▶ Questions:
1. How would you render this sentence from the essay on college readiness in Spanish: "Jobs for high school dropouts have all but disappeared, and jobs for high school graduates no longer provide a pathway to middle-class comforts."
2. Which figures stated in percent appear in the essay on college readiness? Give each with what it describes.

▶ Given passage:
^^^^^^^^^^^^^^^^
Maureen Kelleher’s recent piece,
Another Reminder That We Can’t Hold Schools Accountable Without Giving Them Support is exactly right, particularly when considering college preparation and college-going. Today, many of us take for granted that preparing students for college is a goal—if not
the goal—of public high schools. Historically, this was not the case. At no time in U.S. history have public schools been designed to prepare all students for college. So, while the goals for our schools have changed, our model has not. We expect schools to deliver new and improved outcomes without adequate data and resources on proven college-readiness milestones, and it shows. Less than half of U.S. students meet state standards measuring readiness for college, and
only a quarter of high schoolers who take the ACT meet all the test’s benchmarks for college preparedness. Such outcomes shouldn’t come as a surprise. We’ve been expecting high schools to do a job they’ve never done before. Traditionally, high school students received an education designed to prepare them for entry-level jobs or a specific trade in a largely manufacturing-based labor economy. As recently as 2002, more than 2.5 million students, including 46 percent of Black students and 39 percent of Hispanic students, attended high schools where
fewer than 60 percent of freshmen went on to earn a diploma. If students dropped out of high school, it was disappointing, but not a cause of real concern; they could walk into a factory without a diploma and land a well-paying job.
The Knowledge Economy
The knowledge economy has changed everything. Jobs for high school dropouts have all but disappeared, and jobs for high school graduates no longer provide a pathway to middle-class comforts. Projections show that, by 2020, more than
1 in 3 jobs will require at least a bachelor’s degree. A college degree has become the most reliable gateway to prosperity: students who earn a college degree are
five times likelier to escape poverty.
They’re also healthier and happier: less likely to commit crimes or suffer from illness, and more likely to volunteer, vote—even live longer. Students’ aspirations reflect these facts. The share of high schoolers nationally who reported they aspire to earn a bachelor’s degree or higher doubled in recent decades, from
40 percent in 1980 to
87 percent by 2015. However, bridging the gap between students’ college aspirations and attainment has proven difficult. While the vast majority of our nation’s high school students aspire to earn a college degree,
less than 1 in 3 succeed. We need to close this gap, and that means the role of high schools has to change dramatically. The goalposts have moved and now we need to update the playbooks. Now is the time to get concrete about what will move more students down the field toward college.
^^^^^^^^^^^^^^^^
▶ Raw data:
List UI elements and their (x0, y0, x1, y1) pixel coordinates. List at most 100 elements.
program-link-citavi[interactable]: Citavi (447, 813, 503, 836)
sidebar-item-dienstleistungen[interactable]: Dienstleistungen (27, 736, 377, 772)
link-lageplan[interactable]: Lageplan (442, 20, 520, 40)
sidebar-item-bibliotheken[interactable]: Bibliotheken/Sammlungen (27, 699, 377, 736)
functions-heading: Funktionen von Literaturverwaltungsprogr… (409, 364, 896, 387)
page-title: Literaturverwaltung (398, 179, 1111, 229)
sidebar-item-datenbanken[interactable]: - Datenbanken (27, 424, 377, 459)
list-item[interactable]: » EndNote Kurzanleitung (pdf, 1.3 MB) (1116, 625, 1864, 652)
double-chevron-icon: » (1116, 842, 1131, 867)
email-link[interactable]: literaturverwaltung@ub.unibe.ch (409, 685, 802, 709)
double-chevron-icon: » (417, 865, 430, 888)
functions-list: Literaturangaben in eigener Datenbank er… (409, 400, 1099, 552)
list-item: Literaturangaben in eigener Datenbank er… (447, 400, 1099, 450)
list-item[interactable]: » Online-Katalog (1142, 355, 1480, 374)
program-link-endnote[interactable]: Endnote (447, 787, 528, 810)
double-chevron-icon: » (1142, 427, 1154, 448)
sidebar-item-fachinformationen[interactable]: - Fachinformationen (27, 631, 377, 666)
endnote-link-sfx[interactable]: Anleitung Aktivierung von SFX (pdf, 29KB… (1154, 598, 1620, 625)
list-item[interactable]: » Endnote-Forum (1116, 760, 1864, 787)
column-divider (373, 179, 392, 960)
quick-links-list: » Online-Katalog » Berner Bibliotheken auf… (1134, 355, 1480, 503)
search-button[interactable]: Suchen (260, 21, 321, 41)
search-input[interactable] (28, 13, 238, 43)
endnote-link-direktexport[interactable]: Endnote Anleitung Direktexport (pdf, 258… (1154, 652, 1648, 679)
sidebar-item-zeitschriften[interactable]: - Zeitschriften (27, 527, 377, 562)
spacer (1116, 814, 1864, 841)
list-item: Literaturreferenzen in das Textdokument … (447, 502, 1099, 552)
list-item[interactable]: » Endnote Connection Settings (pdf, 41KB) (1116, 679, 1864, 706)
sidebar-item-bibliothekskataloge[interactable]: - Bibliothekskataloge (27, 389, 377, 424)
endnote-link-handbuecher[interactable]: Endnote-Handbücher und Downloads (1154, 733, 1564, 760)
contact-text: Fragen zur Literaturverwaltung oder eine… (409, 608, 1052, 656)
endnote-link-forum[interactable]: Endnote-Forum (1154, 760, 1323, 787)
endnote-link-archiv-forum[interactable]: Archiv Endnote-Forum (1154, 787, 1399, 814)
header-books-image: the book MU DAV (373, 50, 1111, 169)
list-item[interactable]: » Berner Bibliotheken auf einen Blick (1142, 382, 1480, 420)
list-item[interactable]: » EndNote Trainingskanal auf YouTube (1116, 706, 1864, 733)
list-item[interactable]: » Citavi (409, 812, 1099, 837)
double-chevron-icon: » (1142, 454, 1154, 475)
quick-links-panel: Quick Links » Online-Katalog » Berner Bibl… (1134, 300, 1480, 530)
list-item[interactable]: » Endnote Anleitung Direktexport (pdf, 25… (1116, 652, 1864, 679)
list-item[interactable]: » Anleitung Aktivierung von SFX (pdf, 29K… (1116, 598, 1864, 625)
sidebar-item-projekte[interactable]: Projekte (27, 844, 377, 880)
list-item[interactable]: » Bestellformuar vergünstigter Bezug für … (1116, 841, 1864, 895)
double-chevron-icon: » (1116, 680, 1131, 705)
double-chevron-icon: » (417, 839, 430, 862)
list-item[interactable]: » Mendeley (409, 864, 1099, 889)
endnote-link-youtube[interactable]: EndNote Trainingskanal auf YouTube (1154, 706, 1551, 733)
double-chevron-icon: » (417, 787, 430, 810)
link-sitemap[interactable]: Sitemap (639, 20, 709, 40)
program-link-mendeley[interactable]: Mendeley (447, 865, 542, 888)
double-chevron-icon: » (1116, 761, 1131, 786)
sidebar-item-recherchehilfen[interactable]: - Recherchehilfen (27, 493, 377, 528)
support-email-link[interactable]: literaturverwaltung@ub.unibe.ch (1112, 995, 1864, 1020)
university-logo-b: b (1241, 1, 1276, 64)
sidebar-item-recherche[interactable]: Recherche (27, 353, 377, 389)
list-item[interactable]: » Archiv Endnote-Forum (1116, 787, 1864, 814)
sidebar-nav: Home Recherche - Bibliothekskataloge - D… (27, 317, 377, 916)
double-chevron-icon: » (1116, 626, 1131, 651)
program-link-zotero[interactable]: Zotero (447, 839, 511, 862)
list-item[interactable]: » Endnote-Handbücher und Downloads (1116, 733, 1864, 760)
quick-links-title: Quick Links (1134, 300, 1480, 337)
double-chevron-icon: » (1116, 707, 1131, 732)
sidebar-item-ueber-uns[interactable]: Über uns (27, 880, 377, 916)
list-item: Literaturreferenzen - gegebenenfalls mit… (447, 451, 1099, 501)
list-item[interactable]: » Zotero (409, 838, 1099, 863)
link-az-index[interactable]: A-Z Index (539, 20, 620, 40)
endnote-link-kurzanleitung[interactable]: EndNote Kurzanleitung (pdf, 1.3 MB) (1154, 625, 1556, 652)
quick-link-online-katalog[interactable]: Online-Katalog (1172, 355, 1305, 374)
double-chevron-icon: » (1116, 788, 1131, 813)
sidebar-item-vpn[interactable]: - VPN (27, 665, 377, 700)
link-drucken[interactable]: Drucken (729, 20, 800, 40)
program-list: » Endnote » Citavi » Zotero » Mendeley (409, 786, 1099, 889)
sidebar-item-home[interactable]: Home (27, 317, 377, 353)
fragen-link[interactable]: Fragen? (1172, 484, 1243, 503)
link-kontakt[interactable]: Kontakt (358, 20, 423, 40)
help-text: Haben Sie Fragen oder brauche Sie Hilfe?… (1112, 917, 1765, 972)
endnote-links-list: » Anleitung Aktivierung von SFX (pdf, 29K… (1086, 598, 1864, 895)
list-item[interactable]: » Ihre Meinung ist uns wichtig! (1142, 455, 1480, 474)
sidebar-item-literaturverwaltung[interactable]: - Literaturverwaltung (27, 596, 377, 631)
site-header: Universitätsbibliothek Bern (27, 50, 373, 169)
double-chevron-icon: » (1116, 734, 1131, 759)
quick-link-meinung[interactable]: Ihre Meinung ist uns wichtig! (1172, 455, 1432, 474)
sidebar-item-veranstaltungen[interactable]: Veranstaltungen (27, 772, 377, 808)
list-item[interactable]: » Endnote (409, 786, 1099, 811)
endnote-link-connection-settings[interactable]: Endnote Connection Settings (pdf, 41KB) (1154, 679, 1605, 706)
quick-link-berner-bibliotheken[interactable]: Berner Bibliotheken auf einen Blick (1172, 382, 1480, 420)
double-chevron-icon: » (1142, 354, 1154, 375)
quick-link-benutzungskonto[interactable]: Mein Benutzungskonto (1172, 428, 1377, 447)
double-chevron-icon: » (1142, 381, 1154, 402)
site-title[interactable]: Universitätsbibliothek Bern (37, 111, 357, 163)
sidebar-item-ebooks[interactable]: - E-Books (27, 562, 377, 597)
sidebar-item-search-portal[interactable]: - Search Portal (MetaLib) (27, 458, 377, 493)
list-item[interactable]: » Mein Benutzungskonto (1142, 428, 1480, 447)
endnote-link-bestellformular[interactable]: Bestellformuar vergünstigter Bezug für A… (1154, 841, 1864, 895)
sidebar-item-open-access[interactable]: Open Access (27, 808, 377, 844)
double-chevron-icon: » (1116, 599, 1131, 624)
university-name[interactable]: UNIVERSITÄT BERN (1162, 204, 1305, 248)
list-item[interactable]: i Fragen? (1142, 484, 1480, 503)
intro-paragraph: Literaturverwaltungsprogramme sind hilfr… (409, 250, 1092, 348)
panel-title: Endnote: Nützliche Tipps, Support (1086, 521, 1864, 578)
^^^^^^^^^^^^^^^^
▶ Answers by item number:
1. Los empleos para quienes abandonan la escuela secundaria prácticamente han desaparecido, y los empleos para los graduados de secundaria ya no ofrecen un camino hacia las comodidades de la clase media.

2.
- 46 percent: the share of Black students who, as of 2002, attended high schools where fewer than 60 percent of freshmen went on to earn a diploma
- 39 percent: the share of Hispanic students who, as of 2002, attended such high schools
- 60 percent: the graduation threshold for those high schools, where fewer than 60 percent of freshmen went on to earn a diploma
- 40 percent: the share of high schoolers who aspired to earn a bachelor's degree or higher in 1980
- 87 percent: the share of high schoolers who aspired to earn a bachelor's degree or higher by 2015